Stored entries
(begin)
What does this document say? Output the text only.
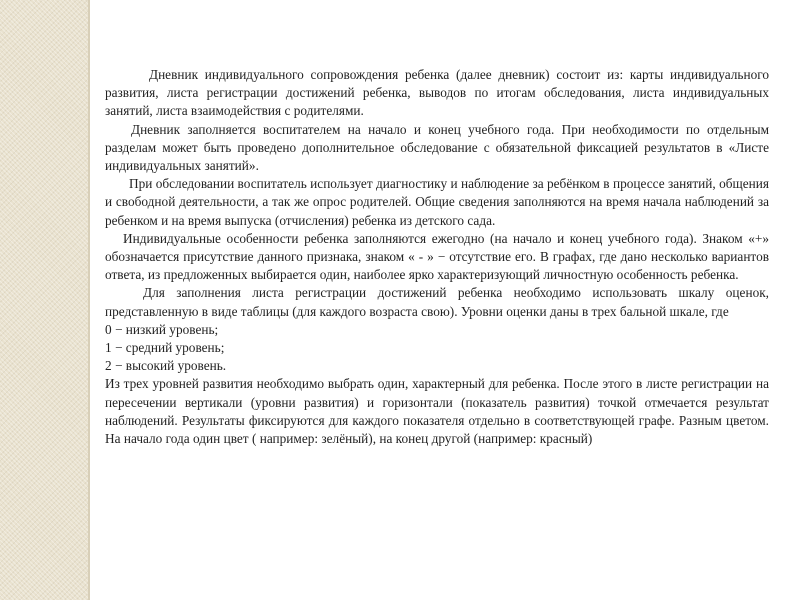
Дневник индивидуального сопровождения ребенка (далее дневник) состоит из: карты индивидуального развития, листа регистрации достижений ребенка, выводов по итогам обследования, листа индивидуальных занятий, листа взаимодействия с родителями.

Дневник заполняется воспитателем на начало и конец учебного года. При необходимости по отдельным разделам может быть проведено дополнительное обследование с обязательной фиксацией результатов в «Листе индивидуальных занятий».

При обследовании воспитатель использует диагностику и наблюдение за ребёнком в процессе занятий, общения и свободной деятельности, а так же опрос родителей. Общие сведения заполняются на время начала наблюдений за ребенком и на время выпуска (отчисления) ребенка из детского сада.

Индивидуальные особенности ребенка заполняются ежегодно (на начало и конец учебного года). Знаком «+» обозначается присутствие данного признака, знаком « - » − отсутствие его. В графах, где дано несколько вариантов ответа, из предложенных выбирается один, наиболее ярко характеризующий личностную особенность ребенка.

Для заполнения листа регистрации достижений ребенка необходимо использовать шкалу оценок, представленную в виде таблицы (для каждого возраста свою). Уровни оценки даны в трех бальной шкале, где

0 − низкий уровень;

1 − средний уровень;

2 − высокий уровень.

Из трех уровней развития необходимо выбрать один, характерный для ребенка. После этого в листе регистрации на пересечении вертикали (уровни развития) и горизонтали (показатель развития) точкой отмечается результат наблюдений. Результаты фиксируются для каждого показателя отдельно в соответствующей графе. Разным цветом. На начало года один цвет ( например: зелёный), на конец другой (например: красный)
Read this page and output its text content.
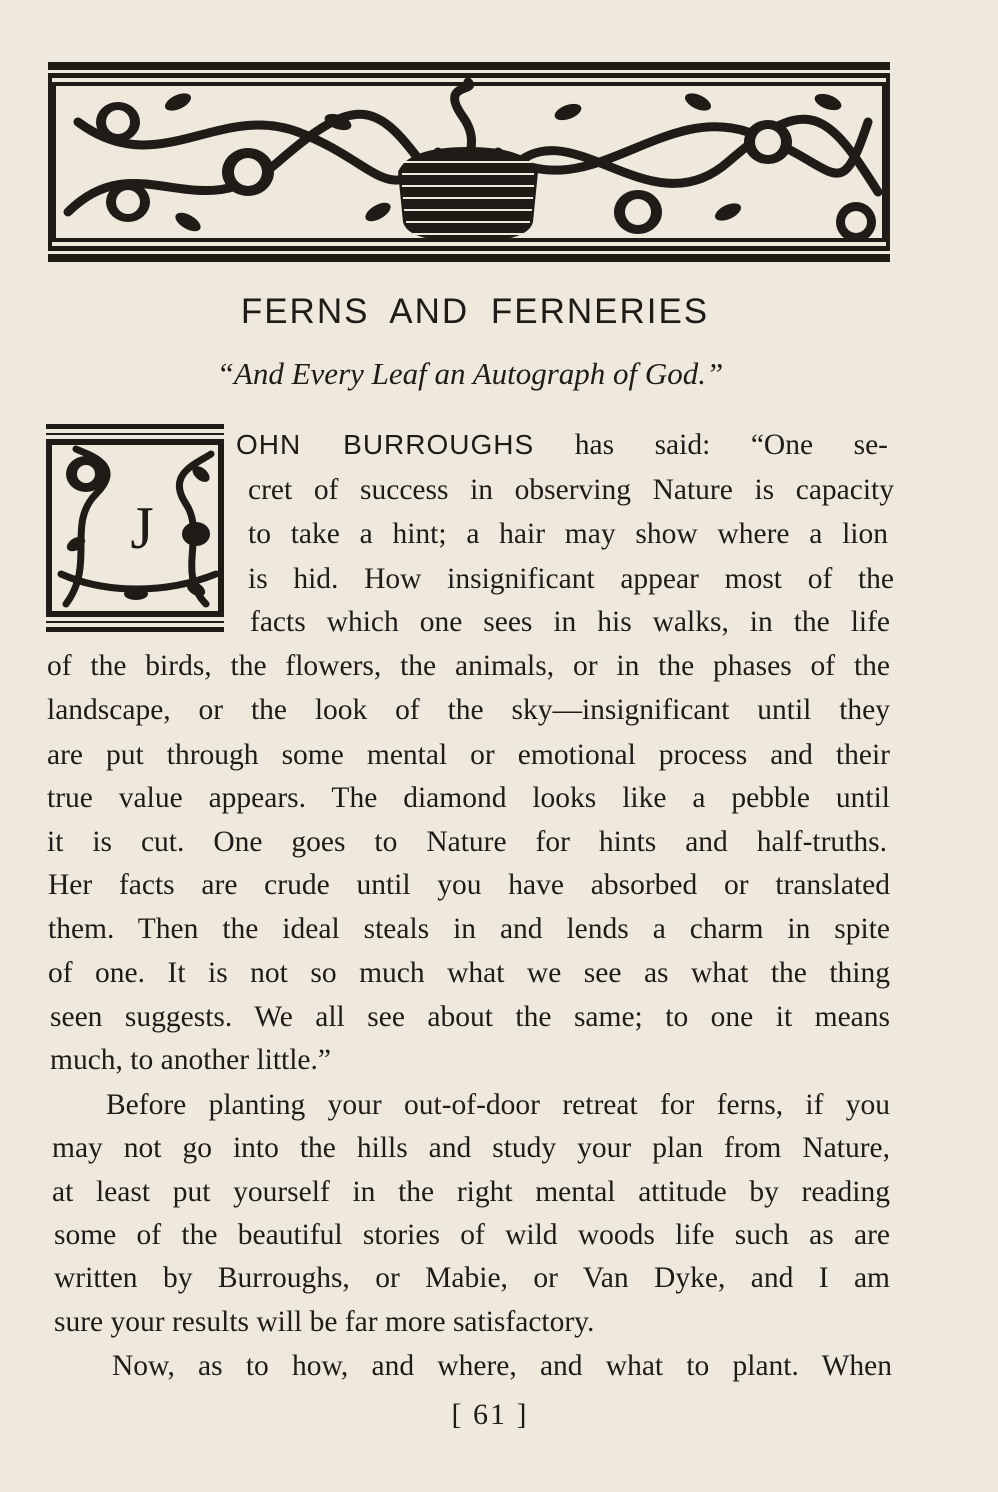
FERNS AND FERNERIES
“And Every Leaf an Autograph of God.”
J
OHN BURROUGHS has said: “One se-
cret of success in observing Nature is capacity
to take a hint; a hair may show where a lion
is hid. How insignificant appear most of the
facts which one sees in his walks, in the life
of the birds, the flowers, the animals, or in the phases of the
landscape, or the look of the sky—insignificant until they
are put through some mental or emotional process and their
true value appears. The diamond looks like a pebble until
it is cut. One goes to Nature for hints and half-truths.
Her facts are crude until you have absorbed or translated
them. Then the ideal steals in and lends a charm in spite
of one. It is not so much what we see as what the thing
seen suggests. We all see about the same; to one it means
much, to another little.”
Before planting your out-of-door retreat for ferns, if you
may not go into the hills and study your plan from Nature,
at least put yourself in the right mental attitude by reading
some of the beautiful stories of wild woods life such as are
written by Burroughs, or Mabie, or Van Dyke, and I am
sure your results will be far more satisfactory.
Now, as to how, and where, and what to plant. When
[ 61 ]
(end)
To do: Compute how many lines include the string "until", then give that number by itself.

Worked solution: 3